====== ITEMS ======
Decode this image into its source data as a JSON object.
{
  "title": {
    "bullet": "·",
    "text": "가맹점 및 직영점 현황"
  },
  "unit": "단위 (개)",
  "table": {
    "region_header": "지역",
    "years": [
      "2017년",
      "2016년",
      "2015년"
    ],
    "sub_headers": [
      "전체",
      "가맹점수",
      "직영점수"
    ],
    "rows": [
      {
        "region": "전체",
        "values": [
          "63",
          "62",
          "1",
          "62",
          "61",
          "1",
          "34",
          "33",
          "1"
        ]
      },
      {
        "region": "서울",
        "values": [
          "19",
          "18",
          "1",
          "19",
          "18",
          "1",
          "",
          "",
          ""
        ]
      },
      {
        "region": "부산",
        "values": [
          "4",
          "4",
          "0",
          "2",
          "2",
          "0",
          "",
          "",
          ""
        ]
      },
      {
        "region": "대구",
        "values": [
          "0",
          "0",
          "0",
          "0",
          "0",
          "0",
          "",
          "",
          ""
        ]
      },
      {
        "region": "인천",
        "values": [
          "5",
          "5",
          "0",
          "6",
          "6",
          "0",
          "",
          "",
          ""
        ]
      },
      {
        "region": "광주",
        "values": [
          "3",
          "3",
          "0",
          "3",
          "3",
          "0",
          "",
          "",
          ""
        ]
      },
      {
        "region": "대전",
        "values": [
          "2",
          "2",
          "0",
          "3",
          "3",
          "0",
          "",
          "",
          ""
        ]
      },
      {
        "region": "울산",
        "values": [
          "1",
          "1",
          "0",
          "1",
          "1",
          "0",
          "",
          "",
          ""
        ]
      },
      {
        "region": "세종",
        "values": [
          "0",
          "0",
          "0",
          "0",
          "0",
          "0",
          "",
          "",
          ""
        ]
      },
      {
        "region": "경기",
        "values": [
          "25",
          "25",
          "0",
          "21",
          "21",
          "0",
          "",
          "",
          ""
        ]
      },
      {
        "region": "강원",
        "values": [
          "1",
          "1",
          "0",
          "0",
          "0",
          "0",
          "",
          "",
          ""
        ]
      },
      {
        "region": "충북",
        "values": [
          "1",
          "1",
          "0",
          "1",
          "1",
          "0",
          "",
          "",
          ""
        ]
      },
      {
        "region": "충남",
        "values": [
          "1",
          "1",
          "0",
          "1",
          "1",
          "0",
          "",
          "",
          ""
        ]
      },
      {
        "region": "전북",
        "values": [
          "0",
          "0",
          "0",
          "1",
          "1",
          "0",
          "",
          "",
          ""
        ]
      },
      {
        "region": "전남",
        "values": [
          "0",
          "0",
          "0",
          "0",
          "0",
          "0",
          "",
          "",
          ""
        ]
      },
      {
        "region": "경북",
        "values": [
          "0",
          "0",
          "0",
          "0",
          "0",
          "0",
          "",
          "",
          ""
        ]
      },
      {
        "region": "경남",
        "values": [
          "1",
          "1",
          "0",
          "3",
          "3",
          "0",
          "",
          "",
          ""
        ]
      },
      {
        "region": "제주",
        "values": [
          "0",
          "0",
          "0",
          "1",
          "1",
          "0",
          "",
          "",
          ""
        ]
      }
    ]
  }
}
======
* _OBJECTIVE_: Copy out each line above, character for character.

* _IN RESPONSE_:
Decode this image into its source data as a JSON object.
{
  "title": {
    "bullet": "·",
    "text": "가맹점 및 직영점 현황"
  },
  "unit": "단위 (개)",
  "table": {
    "region_header": "지역",
    "years": [
      "2017년",
      "2016년",
      "2015년"
    ],
    "sub_headers": [
      "전체",
      "가맹점수",
      "직영점수"
    ],
    "rows": [
      {
        "region": "전체",
        "values": [
          "63",
          "62",
          "1",
          "62",
          "61",
          "1",
          "34",
          "33",
          "1"
        ]
      },
      {
        "region": "서울",
        "values": [
          "19",
          "18",
          "1",
          "19",
          "18",
          "1",
          "",
          "",
          ""
        ]
      },
      {
        "region": "부산",
        "values": [
          "4",
          "4",
          "0",
          "2",
          "2",
          "0",
          "",
          "",
          ""
        ]
      },
      {
        "region": "대구",
        "values": [
          "0",
          "0",
          "0",
          "0",
          "0",
          "0",
          "",
          "",
          ""
        ]
      },
      {
        "region": "인천",
        "values": [
          "5",
          "5",
          "0",
          "6",
          "6",
          "0",
          "",
          "",
          ""
        ]
      },
      {
        "region": "광주",
        "values": [
          "3",
          "3",
          "0",
          "3",
          "3",
          "0",
          "",
          "",
          ""
        ]
      },
      {
        "region": "대전",
        "values": [
          "2",
          "2",
          "0",
          "3",
          "3",
          "0",
          "",
          "",
          ""
        ]
      },
      {
        "region": "울산",
        "values": [
          "1",
          "1",
          "0",
          "1",
          "1",
          "0",
          "",
          "",
          ""
        ]
      },
      {
        "region": "세종",
        "values": [
          "0",
          "0",
          "0",
          "0",
          "0",
          "0",
          "",
          "",
          ""
        ]
      },
      {
        "region": "경기",
        "values": [
          "25",
          "25",
          "0",
          "21",
          "21",
          "0",
          "",
          "",
          ""
        ]
      },
      {
        "region": "강원",
        "values": [
          "1",
          "1",
          "0",
          "0",
          "0",
          "0",
          "",
          "",
          ""
        ]
      },
      {
        "region": "충북",
        "values": [
          "1",
          "1",
          "0",
          "1",
          "1",
          "0",
          "",
          "",
          ""
        ]
      },
      {
        "region": "충남",
        "values": [
          "1",
          "1",
          "0",
          "1",
          "1",
          "0",
          "",
          "",
          ""
        ]
      },
      {
        "region": "전북",
        "values": [
          "0",
          "0",
          "0",
          "1",
          "1",
          "0",
          "",
          "",
          ""
        ]
      },
      {
        "region": "전남",
        "values": [
          "0",
          "0",
          "0",
          "0",
          "0",
          "0",
          "",
          "",
          ""
        ]
      },
      {
        "region": "경북",
        "values": [
          "0",
          "0",
          "0",
          "0",
          "0",
          "0",
          "",
          "",
          ""
        ]
      },
      {
        "region": "경남",
        "values": [
          "1",
          "1",
          "0",
          "3",
          "3",
          "0",
          "",
          "",
          ""
        ]
      },
      {
        "region": "제주",
        "values": [
          "0",
          "0",
          "0",
          "1",
          "1",
          "0",
          "",
          "",
          ""
        ]
      }
    ]
  }
}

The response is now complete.